** EXERCISE TASK **
Reproduce all entries precisely as they are written.

** DATASET RECORDS **
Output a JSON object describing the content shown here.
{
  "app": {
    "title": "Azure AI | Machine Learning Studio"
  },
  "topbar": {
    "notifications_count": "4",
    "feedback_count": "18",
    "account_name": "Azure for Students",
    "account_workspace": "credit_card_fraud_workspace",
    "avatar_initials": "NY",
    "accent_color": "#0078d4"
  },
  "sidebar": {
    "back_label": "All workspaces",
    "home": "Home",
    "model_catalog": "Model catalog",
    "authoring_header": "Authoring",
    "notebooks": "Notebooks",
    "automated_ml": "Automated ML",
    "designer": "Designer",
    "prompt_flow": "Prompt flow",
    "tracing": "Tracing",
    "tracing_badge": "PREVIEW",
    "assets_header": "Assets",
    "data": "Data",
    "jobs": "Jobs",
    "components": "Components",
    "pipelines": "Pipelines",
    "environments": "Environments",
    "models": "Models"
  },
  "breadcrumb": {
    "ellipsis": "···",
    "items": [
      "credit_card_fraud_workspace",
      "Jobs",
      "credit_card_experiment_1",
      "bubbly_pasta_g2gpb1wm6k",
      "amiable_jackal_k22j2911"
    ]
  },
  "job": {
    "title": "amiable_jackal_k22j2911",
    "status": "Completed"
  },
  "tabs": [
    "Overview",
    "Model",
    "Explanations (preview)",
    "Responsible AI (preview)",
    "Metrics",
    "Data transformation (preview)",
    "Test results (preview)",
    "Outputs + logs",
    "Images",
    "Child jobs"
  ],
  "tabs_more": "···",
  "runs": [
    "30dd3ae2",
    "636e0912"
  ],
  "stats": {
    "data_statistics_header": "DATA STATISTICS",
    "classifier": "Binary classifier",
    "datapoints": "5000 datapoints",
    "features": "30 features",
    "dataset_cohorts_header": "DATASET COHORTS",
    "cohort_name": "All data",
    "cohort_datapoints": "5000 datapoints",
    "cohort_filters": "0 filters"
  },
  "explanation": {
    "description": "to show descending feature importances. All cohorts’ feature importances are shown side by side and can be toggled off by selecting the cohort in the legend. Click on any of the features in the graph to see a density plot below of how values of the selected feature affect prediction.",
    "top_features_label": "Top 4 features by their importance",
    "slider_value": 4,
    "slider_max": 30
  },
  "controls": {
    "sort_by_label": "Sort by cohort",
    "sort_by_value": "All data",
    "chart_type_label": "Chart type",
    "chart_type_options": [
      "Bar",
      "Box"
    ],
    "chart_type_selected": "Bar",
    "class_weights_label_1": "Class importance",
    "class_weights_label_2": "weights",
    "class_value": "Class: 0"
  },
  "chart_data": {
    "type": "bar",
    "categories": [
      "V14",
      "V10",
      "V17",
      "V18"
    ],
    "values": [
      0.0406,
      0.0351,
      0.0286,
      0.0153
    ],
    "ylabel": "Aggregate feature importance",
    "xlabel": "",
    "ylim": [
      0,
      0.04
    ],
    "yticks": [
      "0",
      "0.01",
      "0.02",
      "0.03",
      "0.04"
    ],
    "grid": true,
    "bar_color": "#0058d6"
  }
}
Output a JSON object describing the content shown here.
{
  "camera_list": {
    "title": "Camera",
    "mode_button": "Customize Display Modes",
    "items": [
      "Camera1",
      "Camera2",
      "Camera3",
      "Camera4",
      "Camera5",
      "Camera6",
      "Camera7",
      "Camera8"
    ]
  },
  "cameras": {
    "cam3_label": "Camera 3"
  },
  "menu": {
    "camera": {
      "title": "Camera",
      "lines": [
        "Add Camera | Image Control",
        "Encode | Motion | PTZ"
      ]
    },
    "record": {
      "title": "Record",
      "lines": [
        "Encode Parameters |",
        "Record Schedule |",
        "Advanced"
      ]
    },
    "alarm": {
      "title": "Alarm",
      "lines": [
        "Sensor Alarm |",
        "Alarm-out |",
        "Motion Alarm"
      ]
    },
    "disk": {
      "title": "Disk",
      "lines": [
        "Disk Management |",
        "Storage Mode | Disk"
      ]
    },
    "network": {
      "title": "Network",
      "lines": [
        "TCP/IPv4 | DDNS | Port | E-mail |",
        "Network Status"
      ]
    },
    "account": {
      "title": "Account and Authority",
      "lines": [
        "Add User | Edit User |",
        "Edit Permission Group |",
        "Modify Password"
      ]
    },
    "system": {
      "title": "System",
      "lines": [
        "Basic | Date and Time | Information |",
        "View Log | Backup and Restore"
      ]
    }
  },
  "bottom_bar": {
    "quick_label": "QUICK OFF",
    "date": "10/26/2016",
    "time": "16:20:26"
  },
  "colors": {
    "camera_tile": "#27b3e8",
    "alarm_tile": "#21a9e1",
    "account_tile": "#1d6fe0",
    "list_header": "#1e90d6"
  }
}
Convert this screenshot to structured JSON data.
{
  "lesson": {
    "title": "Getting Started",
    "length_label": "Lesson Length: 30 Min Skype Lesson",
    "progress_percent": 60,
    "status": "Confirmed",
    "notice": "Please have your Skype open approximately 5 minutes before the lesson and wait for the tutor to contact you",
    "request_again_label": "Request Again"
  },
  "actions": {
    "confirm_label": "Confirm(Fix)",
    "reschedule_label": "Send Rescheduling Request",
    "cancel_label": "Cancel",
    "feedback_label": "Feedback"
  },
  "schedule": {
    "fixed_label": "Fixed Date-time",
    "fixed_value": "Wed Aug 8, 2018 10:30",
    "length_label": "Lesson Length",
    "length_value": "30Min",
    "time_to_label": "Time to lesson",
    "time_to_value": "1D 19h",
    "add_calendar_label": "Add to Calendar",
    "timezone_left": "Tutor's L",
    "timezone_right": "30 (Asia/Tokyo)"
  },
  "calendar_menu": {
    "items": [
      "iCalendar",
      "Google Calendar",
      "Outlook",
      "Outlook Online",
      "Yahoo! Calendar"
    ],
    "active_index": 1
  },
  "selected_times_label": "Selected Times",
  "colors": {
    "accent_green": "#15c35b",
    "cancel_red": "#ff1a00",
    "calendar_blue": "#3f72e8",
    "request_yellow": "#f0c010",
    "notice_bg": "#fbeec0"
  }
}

** THE SOLUTION **
Output a JSON object describing the content shown here.
{
  "app": {
    "title": "Azure AI | Machine Learning Studio"
  },
  "topbar": {
    "notifications_count": "4",
    "feedback_count": "18",
    "account_name": "Azure for Students",
    "account_workspace": "credit_card_fraud_workspace",
    "avatar_initials": "NY",
    "accent_color": "#0078d4"
  },
  "sidebar": {
    "back_label": "All workspaces",
    "home": "Home",
    "model_catalog": "Model catalog",
    "authoring_header": "Authoring",
    "notebooks": "Notebooks",
    "automated_ml": "Automated ML",
    "designer": "Designer",
    "prompt_flow": "Prompt flow",
    "tracing": "Tracing",
    "tracing_badge": "PREVIEW",
    "assets_header": "Assets",
    "data": "Data",
    "jobs": "Jobs",
    "components": "Components",
    "pipelines": "Pipelines",
    "environments": "Environments",
    "models": "Models"
  },
  "breadcrumb": {
    "ellipsis": "···",
    "items": [
      "credit_card_fraud_workspace",
      "Jobs",
      "credit_card_experiment_1",
      "bubbly_pasta_g2gpb1wm6k",
      "amiable_jackal_k22j2911"
    ]
  },
  "job": {
    "title": "amiable_jackal_k22j2911",
    "status": "Completed"
  },
  "tabs": [
    "Overview",
    "Model",
    "Explanations (preview)",
    "Responsible AI (preview)",
    "Metrics",
    "Data transformation (preview)",
    "Test results (preview)",
    "Outputs + logs",
    "Images",
    "Child jobs"
  ],
  "tabs_more": "···",
  "runs": [
    "30dd3ae2",
    "636e0912"
  ],
  "stats": {
    "data_statistics_header": "DATA STATISTICS",
    "classifier": "Binary classifier",
    "datapoints": "5000 datapoints",
    "features": "30 features",
    "dataset_cohorts_header": "DATASET COHORTS",
    "cohort_name": "All data",
    "cohort_datapoints": "5000 datapoints",
    "cohort_filters": "0 filters"
  },
  "explanation": {
    "description": "to show descending feature importances. All cohorts’ feature importances are shown side by side and can be toggled off by selecting the cohort in the legend. Click on any of the features in the graph to see a density plot below of how values of the selected feature affect prediction.",
    "top_features_label": "Top 4 features by their importance",
    "slider_value": 4,
    "slider_max": 30
  },
  "controls": {
    "sort_by_label": "Sort by cohort",
    "sort_by_value": "All data",
    "chart_type_label": "Chart type",
    "chart_type_options": [
      "Bar",
      "Box"
    ],
    "chart_type_selected": "Bar",
    "class_weights_label_1": "Class importance",
    "class_weights_label_2": "weights",
    "class_value": "Class: 0"
  },
  "chart_data": {
    "type": "bar",
    "categories": [
      "V14",
      "V10",
      "V17",
      "V18"
    ],
    "values": [
      0.0406,
      0.0351,
      0.0286,
      0.0153
    ],
    "ylabel": "Aggregate feature importance",
    "xlabel": "",
    "ylim": [
      0,
      0.04
    ],
    "yticks": [
      "0",
      "0.01",
      "0.02",
      "0.03",
      "0.04"
    ],
    "grid": true,
    "bar_color": "#0058d6"
  }
}
Output a JSON object describing the content shown here.
{
  "camera_list": {
    "title": "Camera",
    "mode_button": "Customize Display Modes",
    "items": [
      "Camera1",
      "Camera2",
      "Camera3",
      "Camera4",
      "Camera5",
      "Camera6",
      "Camera7",
      "Camera8"
    ]
  },
  "cameras": {
    "cam3_label": "Camera 3"
  },
  "menu": {
    "camera": {
      "title": "Camera",
      "lines": [
        "Add Camera | Image Control",
        "Encode | Motion | PTZ"
      ]
    },
    "record": {
      "title": "Record",
      "lines": [
        "Encode Parameters |",
        "Record Schedule |",
        "Advanced"
      ]
    },
    "alarm": {
      "title": "Alarm",
      "lines": [
        "Sensor Alarm |",
        "Alarm-out |",
        "Motion Alarm"
      ]
    },
    "disk": {
      "title": "Disk",
      "lines": [
        "Disk Management |",
        "Storage Mode | Disk"
      ]
    },
    "network": {
      "title": "Network",
      "lines": [
        "TCP/IPv4 | DDNS | Port | E-mail |",
        "Network Status"
      ]
    },
    "account": {
      "title": "Account and Authority",
      "lines": [
        "Add User | Edit User |",
        "Edit Permission Group |",
        "Modify Password"
      ]
    },
    "system": {
      "title": "System",
      "lines": [
        "Basic | Date and Time | Information |",
        "View Log | Backup and Restore"
      ]
    }
  },
  "bottom_bar": {
    "quick_label": "QUICK OFF",
    "date": "10/26/2016",
    "time": "16:20:26"
  },
  "colors": {
    "camera_tile": "#27b3e8",
    "alarm_tile": "#21a9e1",
    "account_tile": "#1d6fe0",
    "list_header": "#1e90d6"
  }
}
Convert this screenshot to structured JSON data.
{
  "lesson": {
    "title": "Getting Started",
    "length_label": "Lesson Length: 30 Min Skype Lesson",
    "progress_percent": 60,
    "status": "Confirmed",
    "notice": "Please have your Skype open approximately 5 minutes before the lesson and wait for the tutor to contact you",
    "request_again_label": "Request Again"
  },
  "actions": {
    "confirm_label": "Confirm(Fix)",
    "reschedule_label": "Send Rescheduling Request",
    "cancel_label": "Cancel",
    "feedback_label": "Feedback"
  },
  "schedule": {
    "fixed_label": "Fixed Date-time",
    "fixed_value": "Wed Aug 8, 2018 10:30",
    "length_label": "Lesson Length",
    "length_value": "30Min",
    "time_to_label": "Time to lesson",
    "time_to_value": "1D 19h",
    "add_calendar_label": "Add to Calendar",
    "timezone_left": "Tutor's L",
    "timezone_right": "30 (Asia/Tokyo)"
  },
  "calendar_menu": {
    "items": [
      "iCalendar",
      "Google Calendar",
      "Outlook",
      "Outlook Online",
      "Yahoo! Calendar"
    ],
    "active_index": 1
  },
  "selected_times_label": "Selected Times",
  "colors": {
    "accent_green": "#15c35b",
    "cancel_red": "#ff1a00",
    "calendar_blue": "#3f72e8",
    "request_yellow": "#f0c010",
    "notice_bg": "#fbeec0"
  }
}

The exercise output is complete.